=== Set task ===
All entries are to be given again verbatim.

(Data items)
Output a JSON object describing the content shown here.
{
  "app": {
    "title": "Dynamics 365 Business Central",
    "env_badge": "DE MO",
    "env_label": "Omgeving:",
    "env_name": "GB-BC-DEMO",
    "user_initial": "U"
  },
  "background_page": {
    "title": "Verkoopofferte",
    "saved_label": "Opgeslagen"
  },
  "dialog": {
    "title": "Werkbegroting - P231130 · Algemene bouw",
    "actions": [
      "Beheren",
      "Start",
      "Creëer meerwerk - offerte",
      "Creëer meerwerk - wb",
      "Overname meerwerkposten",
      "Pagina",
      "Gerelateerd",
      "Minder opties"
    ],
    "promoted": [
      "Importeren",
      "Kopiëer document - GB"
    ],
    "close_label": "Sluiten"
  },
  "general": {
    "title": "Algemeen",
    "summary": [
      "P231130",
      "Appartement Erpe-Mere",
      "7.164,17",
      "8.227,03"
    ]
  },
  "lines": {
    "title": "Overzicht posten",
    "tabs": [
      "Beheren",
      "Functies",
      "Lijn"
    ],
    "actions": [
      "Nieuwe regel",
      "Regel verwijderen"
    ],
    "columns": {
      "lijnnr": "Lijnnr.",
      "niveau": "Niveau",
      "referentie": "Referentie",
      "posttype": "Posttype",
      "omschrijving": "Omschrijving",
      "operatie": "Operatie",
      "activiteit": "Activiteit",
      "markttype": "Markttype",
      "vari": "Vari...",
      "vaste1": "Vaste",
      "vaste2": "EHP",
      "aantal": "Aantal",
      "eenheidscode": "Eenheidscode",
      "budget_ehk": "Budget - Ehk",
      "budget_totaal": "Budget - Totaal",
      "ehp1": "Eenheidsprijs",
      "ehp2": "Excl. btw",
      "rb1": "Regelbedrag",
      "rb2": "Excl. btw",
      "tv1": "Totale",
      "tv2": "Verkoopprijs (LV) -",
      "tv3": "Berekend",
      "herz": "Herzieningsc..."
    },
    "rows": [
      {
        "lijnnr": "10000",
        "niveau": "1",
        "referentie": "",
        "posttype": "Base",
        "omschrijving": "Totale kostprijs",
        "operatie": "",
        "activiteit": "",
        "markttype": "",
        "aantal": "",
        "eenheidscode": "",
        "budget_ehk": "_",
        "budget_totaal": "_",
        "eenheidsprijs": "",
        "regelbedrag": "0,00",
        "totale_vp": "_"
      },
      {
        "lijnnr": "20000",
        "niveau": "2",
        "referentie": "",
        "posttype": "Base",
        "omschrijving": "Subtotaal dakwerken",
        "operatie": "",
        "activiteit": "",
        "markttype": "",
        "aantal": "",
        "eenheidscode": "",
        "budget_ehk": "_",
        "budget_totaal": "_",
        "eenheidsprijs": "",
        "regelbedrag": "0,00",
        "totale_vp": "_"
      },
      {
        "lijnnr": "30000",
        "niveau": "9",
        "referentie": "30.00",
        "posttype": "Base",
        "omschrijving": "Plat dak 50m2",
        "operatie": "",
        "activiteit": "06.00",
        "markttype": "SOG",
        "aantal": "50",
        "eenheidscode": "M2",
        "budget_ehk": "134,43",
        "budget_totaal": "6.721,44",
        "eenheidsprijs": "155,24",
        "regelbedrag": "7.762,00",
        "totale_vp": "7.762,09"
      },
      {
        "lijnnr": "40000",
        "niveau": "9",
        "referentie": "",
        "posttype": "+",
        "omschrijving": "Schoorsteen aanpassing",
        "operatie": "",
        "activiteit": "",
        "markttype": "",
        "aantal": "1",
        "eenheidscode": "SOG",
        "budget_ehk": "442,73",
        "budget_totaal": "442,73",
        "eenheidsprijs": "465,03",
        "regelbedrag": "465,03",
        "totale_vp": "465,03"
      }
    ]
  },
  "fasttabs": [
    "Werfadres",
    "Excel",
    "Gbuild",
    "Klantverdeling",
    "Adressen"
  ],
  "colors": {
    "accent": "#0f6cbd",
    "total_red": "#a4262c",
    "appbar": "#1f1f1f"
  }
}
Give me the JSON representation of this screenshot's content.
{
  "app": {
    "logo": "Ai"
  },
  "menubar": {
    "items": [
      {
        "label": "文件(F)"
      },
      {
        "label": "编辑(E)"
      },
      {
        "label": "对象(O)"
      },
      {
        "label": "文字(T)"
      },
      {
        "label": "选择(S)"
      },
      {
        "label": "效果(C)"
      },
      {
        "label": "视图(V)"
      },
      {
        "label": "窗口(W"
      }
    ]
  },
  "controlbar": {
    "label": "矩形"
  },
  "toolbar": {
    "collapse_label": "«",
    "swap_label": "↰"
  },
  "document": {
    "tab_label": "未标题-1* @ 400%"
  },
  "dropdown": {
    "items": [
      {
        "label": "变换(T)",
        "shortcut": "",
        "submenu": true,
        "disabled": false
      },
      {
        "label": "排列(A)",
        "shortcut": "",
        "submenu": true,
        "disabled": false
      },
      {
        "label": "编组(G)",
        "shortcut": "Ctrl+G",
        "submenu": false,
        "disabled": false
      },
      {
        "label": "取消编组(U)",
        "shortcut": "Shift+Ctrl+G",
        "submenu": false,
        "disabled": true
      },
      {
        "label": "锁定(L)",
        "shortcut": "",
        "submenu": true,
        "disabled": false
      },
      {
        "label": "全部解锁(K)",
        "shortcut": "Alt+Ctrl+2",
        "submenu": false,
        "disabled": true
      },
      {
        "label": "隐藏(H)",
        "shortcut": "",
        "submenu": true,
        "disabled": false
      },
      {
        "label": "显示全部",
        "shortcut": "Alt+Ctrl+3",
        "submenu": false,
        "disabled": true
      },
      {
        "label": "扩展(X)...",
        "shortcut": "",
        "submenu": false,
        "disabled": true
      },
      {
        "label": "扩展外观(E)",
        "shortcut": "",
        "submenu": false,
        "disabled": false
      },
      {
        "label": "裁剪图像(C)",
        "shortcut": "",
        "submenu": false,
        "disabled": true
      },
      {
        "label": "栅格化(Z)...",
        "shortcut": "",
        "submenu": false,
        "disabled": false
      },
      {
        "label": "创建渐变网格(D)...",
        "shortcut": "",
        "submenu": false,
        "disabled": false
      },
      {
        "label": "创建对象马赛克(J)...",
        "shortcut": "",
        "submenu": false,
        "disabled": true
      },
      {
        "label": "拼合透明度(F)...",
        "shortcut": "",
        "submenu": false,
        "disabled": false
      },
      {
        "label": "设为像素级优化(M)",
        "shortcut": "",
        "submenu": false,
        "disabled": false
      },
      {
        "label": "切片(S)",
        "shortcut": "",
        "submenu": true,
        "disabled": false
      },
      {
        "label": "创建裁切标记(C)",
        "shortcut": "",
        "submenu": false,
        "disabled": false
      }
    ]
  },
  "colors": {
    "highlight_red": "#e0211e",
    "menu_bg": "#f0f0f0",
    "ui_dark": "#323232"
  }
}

=== Completed exercise ===
Output a JSON object describing the content shown here.
{
  "app": {
    "title": "Dynamics 365 Business Central",
    "env_badge": "DE MO",
    "env_label": "Omgeving:",
    "env_name": "GB-BC-DEMO",
    "user_initial": "U"
  },
  "background_page": {
    "title": "Verkoopofferte",
    "saved_label": "Opgeslagen"
  },
  "dialog": {
    "title": "Werkbegroting - P231130 · Algemene bouw",
    "actions": [
      "Beheren",
      "Start",
      "Creëer meerwerk - offerte",
      "Creëer meerwerk - wb",
      "Overname meerwerkposten",
      "Pagina",
      "Gerelateerd",
      "Minder opties"
    ],
    "promoted": [
      "Importeren",
      "Kopiëer document - GB"
    ],
    "close_label": "Sluiten"
  },
  "general": {
    "title": "Algemeen",
    "summary": [
      "P231130",
      "Appartement Erpe-Mere",
      "7.164,17",
      "8.227,03"
    ]
  },
  "lines": {
    "title": "Overzicht posten",
    "tabs": [
      "Beheren",
      "Functies",
      "Lijn"
    ],
    "actions": [
      "Nieuwe regel",
      "Regel verwijderen"
    ],
    "columns": {
      "lijnnr": "Lijnnr.",
      "niveau": "Niveau",
      "referentie": "Referentie",
      "posttype": "Posttype",
      "omschrijving": "Omschrijving",
      "operatie": "Operatie",
      "activiteit": "Activiteit",
      "markttype": "Markttype",
      "vari": "Vari...",
      "vaste1": "Vaste",
      "vaste2": "EHP",
      "aantal": "Aantal",
      "eenheidscode": "Eenheidscode",
      "budget_ehk": "Budget - Ehk",
      "budget_totaal": "Budget - Totaal",
      "ehp1": "Eenheidsprijs",
      "ehp2": "Excl. btw",
      "rb1": "Regelbedrag",
      "rb2": "Excl. btw",
      "tv1": "Totale",
      "tv2": "Verkoopprijs (LV) -",
      "tv3": "Berekend",
      "herz": "Herzieningsc..."
    },
    "rows": [
      {
        "lijnnr": "10000",
        "niveau": "1",
        "referentie": "",
        "posttype": "Base",
        "omschrijving": "Totale kostprijs",
        "operatie": "",
        "activiteit": "",
        "markttype": "",
        "aantal": "",
        "eenheidscode": "",
        "budget_ehk": "_",
        "budget_totaal": "_",
        "eenheidsprijs": "",
        "regelbedrag": "0,00",
        "totale_vp": "_"
      },
      {
        "lijnnr": "20000",
        "niveau": "2",
        "referentie": "",
        "posttype": "Base",
        "omschrijving": "Subtotaal dakwerken",
        "operatie": "",
        "activiteit": "",
        "markttype": "",
        "aantal": "",
        "eenheidscode": "",
        "budget_ehk": "_",
        "budget_totaal": "_",
        "eenheidsprijs": "",
        "regelbedrag": "0,00",
        "totale_vp": "_"
      },
      {
        "lijnnr": "30000",
        "niveau": "9",
        "referentie": "30.00",
        "posttype": "Base",
        "omschrijving": "Plat dak 50m2",
        "operatie": "",
        "activiteit": "06.00",
        "markttype": "SOG",
        "aantal": "50",
        "eenheidscode": "M2",
        "budget_ehk": "134,43",
        "budget_totaal": "6.721,44",
        "eenheidsprijs": "155,24",
        "regelbedrag": "7.762,00",
        "totale_vp": "7.762,09"
      },
      {
        "lijnnr": "40000",
        "niveau": "9",
        "referentie": "",
        "posttype": "+",
        "omschrijving": "Schoorsteen aanpassing",
        "operatie": "",
        "activiteit": "",
        "markttype": "",
        "aantal": "1",
        "eenheidscode": "SOG",
        "budget_ehk": "442,73",
        "budget_totaal": "442,73",
        "eenheidsprijs": "465,03",
        "regelbedrag": "465,03",
        "totale_vp": "465,03"
      }
    ]
  },
  "fasttabs": [
    "Werfadres",
    "Excel",
    "Gbuild",
    "Klantverdeling",
    "Adressen"
  ],
  "colors": {
    "accent": "#0f6cbd",
    "total_red": "#a4262c",
    "appbar": "#1f1f1f"
  }
}
Give me the JSON representation of this screenshot's content.
{
  "app": {
    "logo": "Ai"
  },
  "menubar": {
    "items": [
      {
        "label": "文件(F)"
      },
      {
        "label": "编辑(E)"
      },
      {
        "label": "对象(O)"
      },
      {
        "label": "文字(T)"
      },
      {
        "label": "选择(S)"
      },
      {
        "label": "效果(C)"
      },
      {
        "label": "视图(V)"
      },
      {
        "label": "窗口(W"
      }
    ]
  },
  "controlbar": {
    "label": "矩形"
  },
  "toolbar": {
    "collapse_label": "«",
    "swap_label": "↰"
  },
  "document": {
    "tab_label": "未标题-1* @ 400%"
  },
  "dropdown": {
    "items": [
      {
        "label": "变换(T)",
        "shortcut": "",
        "submenu": true,
        "disabled": false
      },
      {
        "label": "排列(A)",
        "shortcut": "",
        "submenu": true,
        "disabled": false
      },
      {
        "label": "编组(G)",
        "shortcut": "Ctrl+G",
        "submenu": false,
        "disabled": false
      },
      {
        "label": "取消编组(U)",
        "shortcut": "Shift+Ctrl+G",
        "submenu": false,
        "disabled": true
      },
      {
        "label": "锁定(L)",
        "shortcut": "",
        "submenu": true,
        "disabled": false
      },
      {
        "label": "全部解锁(K)",
        "shortcut": "Alt+Ctrl+2",
        "submenu": false,
        "disabled": true
      },
      {
        "label": "隐藏(H)",
        "shortcut": "",
        "submenu": true,
        "disabled": false
      },
      {
        "label": "显示全部",
        "shortcut": "Alt+Ctrl+3",
        "submenu": false,
        "disabled": true
      },
      {
        "label": "扩展(X)...",
        "shortcut": "",
        "submenu": false,
        "disabled": true
      },
      {
        "label": "扩展外观(E)",
        "shortcut": "",
        "submenu": false,
        "disabled": false
      },
      {
        "label": "裁剪图像(C)",
        "shortcut": "",
        "submenu": false,
        "disabled": true
      },
      {
        "label": "栅格化(Z)...",
        "shortcut": "",
        "submenu": false,
        "disabled": false
      },
      {
        "label": "创建渐变网格(D)...",
        "shortcut": "",
        "submenu": false,
        "disabled": false
      },
      {
        "label": "创建对象马赛克(J)...",
        "shortcut": "",
        "submenu": false,
        "disabled": true
      },
      {
        "label": "拼合透明度(F)...",
        "shortcut": "",
        "submenu": false,
        "disabled": false
      },
      {
        "label": "设为像素级优化(M)",
        "shortcut": "",
        "submenu": false,
        "disabled": false
      },
      {
        "label": "切片(S)",
        "shortcut": "",
        "submenu": true,
        "disabled": false
      },
      {
        "label": "创建裁切标记(C)",
        "shortcut": "",
        "submenu": false,
        "disabled": false
      }
    ]
  },
  "colors": {
    "highlight_red": "#e0211e",
    "menu_bg": "#f0f0f0",
    "ui_dark": "#323232"
  }
}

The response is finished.